>> Begin

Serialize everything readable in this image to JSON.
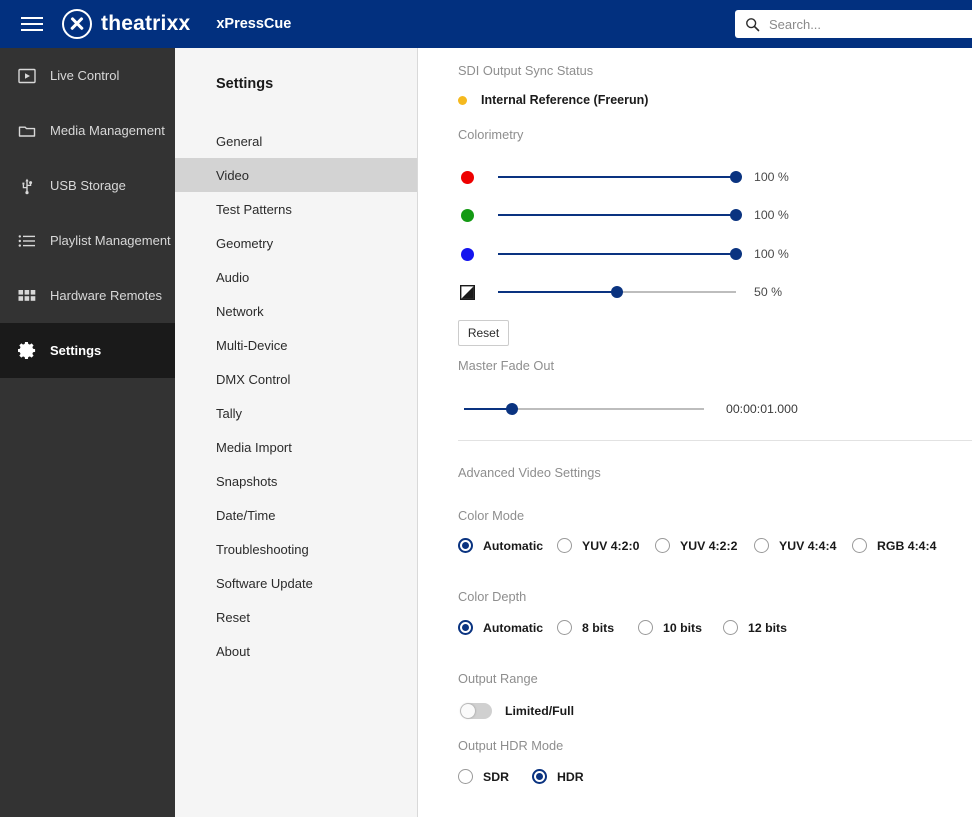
{
  "header": {
    "brand_name": "theatrixx",
    "app_name": "xPressCue",
    "menu_icon": "hamburger-icon",
    "logo_icon": "theatrixx-x-logo-icon",
    "search": {
      "icon": "search-icon",
      "placeholder": "Search...",
      "value": ""
    },
    "background_color": "#02307f"
  },
  "sidebar": {
    "background_color": "#333333",
    "active_background_color": "#1a1a1a",
    "items": [
      {
        "label": "Live Control",
        "icon": "live-control-icon",
        "active": false
      },
      {
        "label": "Media Management",
        "icon": "folder-icon",
        "active": false
      },
      {
        "label": "USB Storage",
        "icon": "usb-icon",
        "active": false
      },
      {
        "label": "Playlist Management",
        "icon": "list-icon",
        "active": false
      },
      {
        "label": "Hardware Remotes",
        "icon": "grid-icon",
        "active": false
      },
      {
        "label": "Settings",
        "icon": "gear-icon",
        "active": true
      }
    ]
  },
  "submenu": {
    "title": "Settings",
    "background_color": "#f5f5f5",
    "active_background_color": "#d3d3d3",
    "items": [
      {
        "label": "General",
        "active": false
      },
      {
        "label": "Video",
        "active": true
      },
      {
        "label": "Test Patterns",
        "active": false
      },
      {
        "label": "Geometry",
        "active": false
      },
      {
        "label": "Audio",
        "active": false
      },
      {
        "label": "Network",
        "active": false
      },
      {
        "label": "Multi-Device",
        "active": false
      },
      {
        "label": "DMX Control",
        "active": false
      },
      {
        "label": "Tally",
        "active": false
      },
      {
        "label": "Media Import",
        "active": false
      },
      {
        "label": "Snapshots",
        "active": false
      },
      {
        "label": "Date/Time",
        "active": false
      },
      {
        "label": "Troubleshooting",
        "active": false
      },
      {
        "label": "Software Update",
        "active": false
      },
      {
        "label": "Reset",
        "active": false
      },
      {
        "label": "About",
        "active": false
      }
    ]
  },
  "main": {
    "sync_status": {
      "label": "SDI Output Sync Status",
      "value": "Internal Reference (Freerun)",
      "dot_color": "#f5b91e"
    },
    "colorimetry": {
      "label": "Colorimetry",
      "sliders": [
        {
          "icon": "red-dot-icon",
          "color": "#ee0000",
          "value": 100,
          "display": "100 %"
        },
        {
          "icon": "green-dot-icon",
          "color": "#149a14",
          "value": 100,
          "display": "100 %"
        },
        {
          "icon": "blue-dot-icon",
          "color": "#1414ee",
          "value": 100,
          "display": "100 %"
        },
        {
          "icon": "contrast-icon",
          "color": "#1a1a1a",
          "value": 50,
          "display": "50 %"
        }
      ],
      "reset_label": "Reset"
    },
    "master_fade_out": {
      "label": "Master Fade Out",
      "value": 20,
      "display": "00:00:01.000"
    },
    "advanced_video_settings": {
      "label": "Advanced Video Settings"
    },
    "color_mode": {
      "label": "Color Mode",
      "options": [
        {
          "label": "Automatic",
          "selected": true
        },
        {
          "label": "YUV 4:2:0",
          "selected": false
        },
        {
          "label": "YUV 4:2:2",
          "selected": false
        },
        {
          "label": "YUV 4:4:4",
          "selected": false
        },
        {
          "label": "RGB 4:4:4",
          "selected": false
        }
      ]
    },
    "color_depth": {
      "label": "Color Depth",
      "options": [
        {
          "label": "Automatic",
          "selected": true
        },
        {
          "label": "8 bits",
          "selected": false
        },
        {
          "label": "10 bits",
          "selected": false
        },
        {
          "label": "12 bits",
          "selected": false
        }
      ]
    },
    "output_range": {
      "label": "Output Range",
      "toggle_label": "Limited/Full",
      "enabled": false
    },
    "output_hdr_mode": {
      "label": "Output HDR Mode",
      "options": [
        {
          "label": "SDR",
          "selected": false
        },
        {
          "label": "HDR",
          "selected": true
        }
      ]
    }
  },
  "theme": {
    "accent": "#0a3380",
    "brand_blue": "#02307f"
  }
}
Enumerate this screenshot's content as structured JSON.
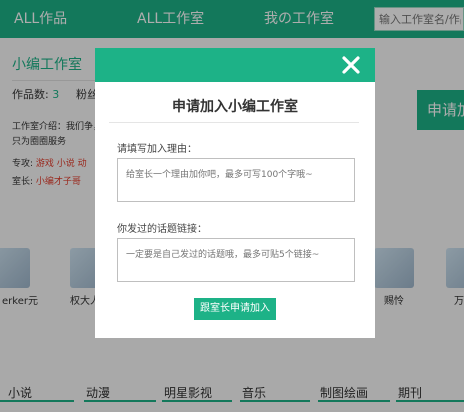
{
  "nav": {
    "items": [
      "ALL作品",
      "ALL工作室",
      "我の工作室"
    ],
    "search_placeholder": "输入工作室名/作品"
  },
  "studio": {
    "name": "小编工作室",
    "works_label": "作品数:",
    "works_count": "3",
    "fans_label": "粉丝",
    "intro_text": "工作室介绍：我们争，只为圈圈服务",
    "tags_label": "专攻:",
    "tags_value": "游戏 小说 动",
    "owner_label": "室长:",
    "owner_value": "小编才子哥",
    "apply_side_label": "申请加"
  },
  "members": [
    {
      "name": "erker元"
    },
    {
      "name": "权大人"
    },
    {
      "name": "赐怜"
    },
    {
      "name": "万"
    }
  ],
  "categories": [
    "小说",
    "动漫",
    "明星影视",
    "音乐",
    "制图绘画",
    "期刊"
  ],
  "modal": {
    "title": "申请加入小编工作室",
    "reason_label": "请填写加入理由：",
    "reason_placeholder": "给室长一个理由加你吧，最多可写100个字哦~",
    "links_label": "你发过的话题链接：",
    "links_placeholder": "一定要是自己发过的话题哦，最多可贴5个链接~",
    "submit_label": "跟室长申请加入"
  },
  "colors": {
    "brand": "#1db287",
    "tag_red": "#e23c2c"
  }
}
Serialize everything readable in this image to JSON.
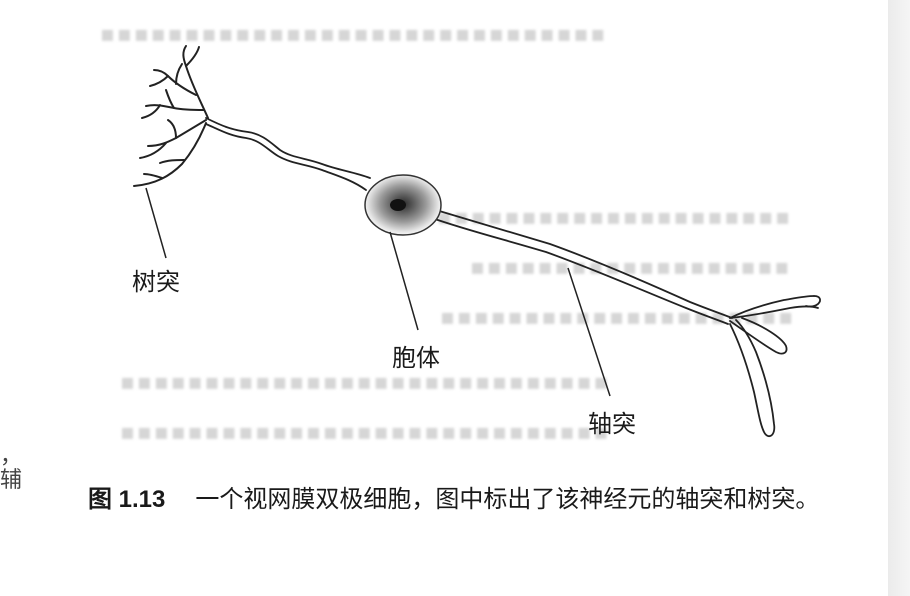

>> End

Instructions for the task:
What comes back should match the records exactly, minus any pictures.

Full output:
Serialize everything readable in this image to JSON.
{
  "header": {
    "brand_name": "theatrixx",
    "app_name": "xPressCue",
    "menu_icon": "hamburger-icon",
    "logo_icon": "theatrixx-x-logo-icon",
    "search": {
      "icon": "search-icon",
      "placeholder": "Search...",
      "value": ""
    },
    "background_color": "#02307f"
  },
  "sidebar": {
    "background_color": "#333333",
    "active_background_color": "#1a1a1a",
    "items": [
      {
        "label": "Live Control",
        "icon": "live-control-icon",
        "active": false
      },
      {
        "label": "Media Management",
        "icon": "folder-icon",
        "active": false
      },
      {
        "label": "USB Storage",
        "icon": "usb-icon",
        "active": false
      },
      {
        "label": "Playlist Management",
        "icon": "list-icon",
        "active": false
      },
      {
        "label": "Hardware Remotes",
        "icon": "grid-icon",
        "active": false
      },
      {
        "label": "Settings",
        "icon": "gear-icon",
        "active": true
      }
    ]
  },
  "submenu": {
    "title": "Settings",
    "background_color": "#f5f5f5",
    "active_background_color": "#d3d3d3",
    "items": [
      {
        "label": "General",
        "active": false
      },
      {
        "label": "Video",
        "active": true
      },
      {
        "label": "Test Patterns",
        "active": false
      },
      {
        "label": "Geometry",
        "active": false
      },
      {
        "label": "Audio",
        "active": false
      },
      {
        "label": "Network",
        "active": false
      },
      {
        "label": "Multi-Device",
        "active": false
      },
      {
        "label": "DMX Control",
        "active": false
      },
      {
        "label": "Tally",
        "active": false
      },
      {
        "label": "Media Import",
        "active": false
      },
      {
        "label": "Snapshots",
        "active": false
      },
      {
        "label": "Date/Time",
        "active": false
      },
      {
        "label": "Troubleshooting",
        "active": false
      },
      {
        "label": "Software Update",
        "active": false
      },
      {
        "label": "Reset",
        "active": false
      },
      {
        "label": "About",
        "active": false
      }
    ]
  },
  "main": {
    "sync_status": {
      "label": "SDI Output Sync Status",
      "value": "Internal Reference (Freerun)",
      "dot_color": "#f5b91e"
    },
    "colorimetry": {
      "label": "Colorimetry",
      "sliders": [
        {
          "icon": "red-dot-icon",
          "color": "#ee0000",
          "value": 100,
          "display": "100 %"
        },
        {
          "icon": "green-dot-icon",
          "color": "#149a14",
          "value": 100,
          "display": "100 %"
        },
        {
          "icon": "blue-dot-icon",
          "color": "#1414ee",
          "value": 100,
          "display": "100 %"
        },
        {
          "icon": "contrast-icon",
          "color": "#1a1a1a",
          "value": 50,
          "display": "50 %"
        }
      ],
      "reset_label": "Reset"
    },
    "master_fade_out": {
      "label": "Master Fade Out",
      "value": 20,
      "display": "00:00:01.000"
    },
    "advanced_video_settings": {
      "label": "Advanced Video Settings"
    },
    "color_mode": {
      "label": "Color Mode",
      "options": [
        {
          "label": "Automatic",
          "selected": true
        },
        {
          "label": "YUV 4:2:0",
          "selected": false
        },
        {
          "label": "YUV 4:2:2",
          "selected": false
        },
        {
          "label": "YUV 4:4:4",
          "selected": false
        },
        {
          "label": "RGB 4:4:4",
          "selected": false
        }
      ]
    },
    "color_depth": {
      "label": "Color Depth",
      "options": [
        {
          "label": "Automatic",
          "selected": true
        },
        {
          "label": "8 bits",
          "selected": false
        },
        {
          "label": "10 bits",
          "selected": false
        },
        {
          "label": "12 bits",
          "selected": false
        }
      ]
    },
    "output_range": {
      "label": "Output Range",
      "toggle_label": "Limited/Full",
      "enabled": false
    },
    "output_hdr_mode": {
      "label": "Output HDR Mode",
      "options": [
        {
          "label": "SDR",
          "selected": false
        },
        {
          "label": "HDR",
          "selected": true
        }
      ]
    }
  },
  "theme": {
    "accent": "#0a3380",
    "brand_blue": "#02307f"
  }
}
Enumerate this screenshot's content as structured JSON.
{
  "nav": {
    "items": [
      "ALL作品",
      "ALL工作室",
      "我の工作室"
    ],
    "search_placeholder": "输入工作室名/作品"
  },
  "studio": {
    "name": "小编工作室",
    "works_label": "作品数:",
    "works_count": "3",
    "fans_label": "粉丝",
    "intro_text": "工作室介绍：我们争，只为圈圈服务",
    "tags_label": "专攻:",
    "tags_value": "游戏 小说 动",
    "owner_label": "室长:",
    "owner_value": "小编才子哥",
    "apply_side_label": "申请加"
  },
  "members": [
    {
      "name": "erker元"
    },
    {
      "name": "权大人"
    },
    {
      "name": "赐怜"
    },
    {
      "name": "万"
    }
  ],
  "categories": [
    "小说",
    "动漫",
    "明星影视",
    "音乐",
    "制图绘画",
    "期刊"
  ],
  "modal": {
    "title": "申请加入小编工作室",
    "reason_label": "请填写加入理由：",
    "reason_placeholder": "给室长一个理由加你吧，最多可写100个字哦~",
    "links_label": "你发过的话题链接：",
    "links_placeholder": "一定要是自己发过的话题哦，最多可贴5个链接~",
    "submit_label": "跟室长申请加入"
  },
  "colors": {
    "brand": "#1db287",
    "tag_red": "#e23c2c"
  }
}
Serialize everything readable in this image to JSON.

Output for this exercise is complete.